▶ WORK TO COMPLETE
What you return should be the line containing "Extract the structured" and each line after it to the end of the records, copied exactly.
━━━━━ PROVIDED RECORDS ━━━━━
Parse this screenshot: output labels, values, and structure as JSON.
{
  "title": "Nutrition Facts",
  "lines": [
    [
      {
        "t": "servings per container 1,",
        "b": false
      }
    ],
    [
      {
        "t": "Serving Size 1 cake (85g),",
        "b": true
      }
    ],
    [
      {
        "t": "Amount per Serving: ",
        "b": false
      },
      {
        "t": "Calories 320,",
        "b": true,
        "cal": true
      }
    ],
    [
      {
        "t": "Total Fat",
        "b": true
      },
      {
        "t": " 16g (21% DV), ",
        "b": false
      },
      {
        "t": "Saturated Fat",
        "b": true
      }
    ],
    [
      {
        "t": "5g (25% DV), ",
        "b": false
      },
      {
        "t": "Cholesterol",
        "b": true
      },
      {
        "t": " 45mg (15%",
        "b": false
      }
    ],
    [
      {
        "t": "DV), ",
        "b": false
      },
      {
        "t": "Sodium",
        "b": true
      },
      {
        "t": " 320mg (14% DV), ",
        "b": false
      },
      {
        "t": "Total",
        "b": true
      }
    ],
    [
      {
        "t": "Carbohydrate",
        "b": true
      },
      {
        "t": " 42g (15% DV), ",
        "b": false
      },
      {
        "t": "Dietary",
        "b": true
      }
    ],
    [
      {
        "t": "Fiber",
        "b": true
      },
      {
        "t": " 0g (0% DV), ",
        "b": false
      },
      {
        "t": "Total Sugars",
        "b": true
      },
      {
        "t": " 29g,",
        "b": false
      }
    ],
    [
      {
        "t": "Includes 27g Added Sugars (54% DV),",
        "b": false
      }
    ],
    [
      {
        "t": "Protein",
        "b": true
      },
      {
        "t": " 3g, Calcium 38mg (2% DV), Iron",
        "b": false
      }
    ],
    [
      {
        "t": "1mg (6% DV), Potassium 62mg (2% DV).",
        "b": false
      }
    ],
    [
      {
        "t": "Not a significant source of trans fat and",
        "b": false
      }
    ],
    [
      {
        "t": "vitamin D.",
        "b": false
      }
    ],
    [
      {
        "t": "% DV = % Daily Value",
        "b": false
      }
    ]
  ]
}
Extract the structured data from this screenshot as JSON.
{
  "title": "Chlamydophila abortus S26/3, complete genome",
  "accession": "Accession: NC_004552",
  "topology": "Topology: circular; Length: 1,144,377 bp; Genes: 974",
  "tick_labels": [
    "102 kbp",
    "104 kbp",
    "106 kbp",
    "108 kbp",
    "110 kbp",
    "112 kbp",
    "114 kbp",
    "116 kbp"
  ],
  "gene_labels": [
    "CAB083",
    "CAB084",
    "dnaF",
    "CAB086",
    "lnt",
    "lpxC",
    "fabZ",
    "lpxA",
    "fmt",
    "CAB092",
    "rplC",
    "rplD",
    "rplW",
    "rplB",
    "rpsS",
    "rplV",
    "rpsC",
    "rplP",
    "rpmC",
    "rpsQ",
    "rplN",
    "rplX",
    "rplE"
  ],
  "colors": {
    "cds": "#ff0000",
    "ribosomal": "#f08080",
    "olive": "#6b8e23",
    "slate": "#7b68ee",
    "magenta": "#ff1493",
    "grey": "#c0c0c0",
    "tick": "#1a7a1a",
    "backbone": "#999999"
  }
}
━━━━━
▶ EXERCISE RESULT
Extract the structured data from this screenshot as JSON.
{
  "title": "Chlamydophila abortus S26/3, complete genome",
  "accession": "Accession: NC_004552",
  "topology": "Topology: circular; Length: 1,144,377 bp; Genes: 974",
  "tick_labels": [
    "102 kbp",
    "104 kbp",
    "106 kbp",
    "108 kbp",
    "110 kbp",
    "112 kbp",
    "114 kbp",
    "116 kbp"
  ],
  "gene_labels": [
    "CAB083",
    "CAB084",
    "dnaF",
    "CAB086",
    "lnt",
    "lpxC",
    "fabZ",
    "lpxA",
    "fmt",
    "CAB092",
    "rplC",
    "rplD",
    "rplW",
    "rplB",
    "rpsS",
    "rplV",
    "rpsC",
    "rplP",
    "rpmC",
    "rpsQ",
    "rplN",
    "rplX",
    "rplE"
  ],
  "colors": {
    "cds": "#ff0000",
    "ribosomal": "#f08080",
    "olive": "#6b8e23",
    "slate": "#7b68ee",
    "magenta": "#ff1493",
    "grey": "#c0c0c0",
    "tick": "#1a7a1a",
    "backbone": "#999999"
  }
}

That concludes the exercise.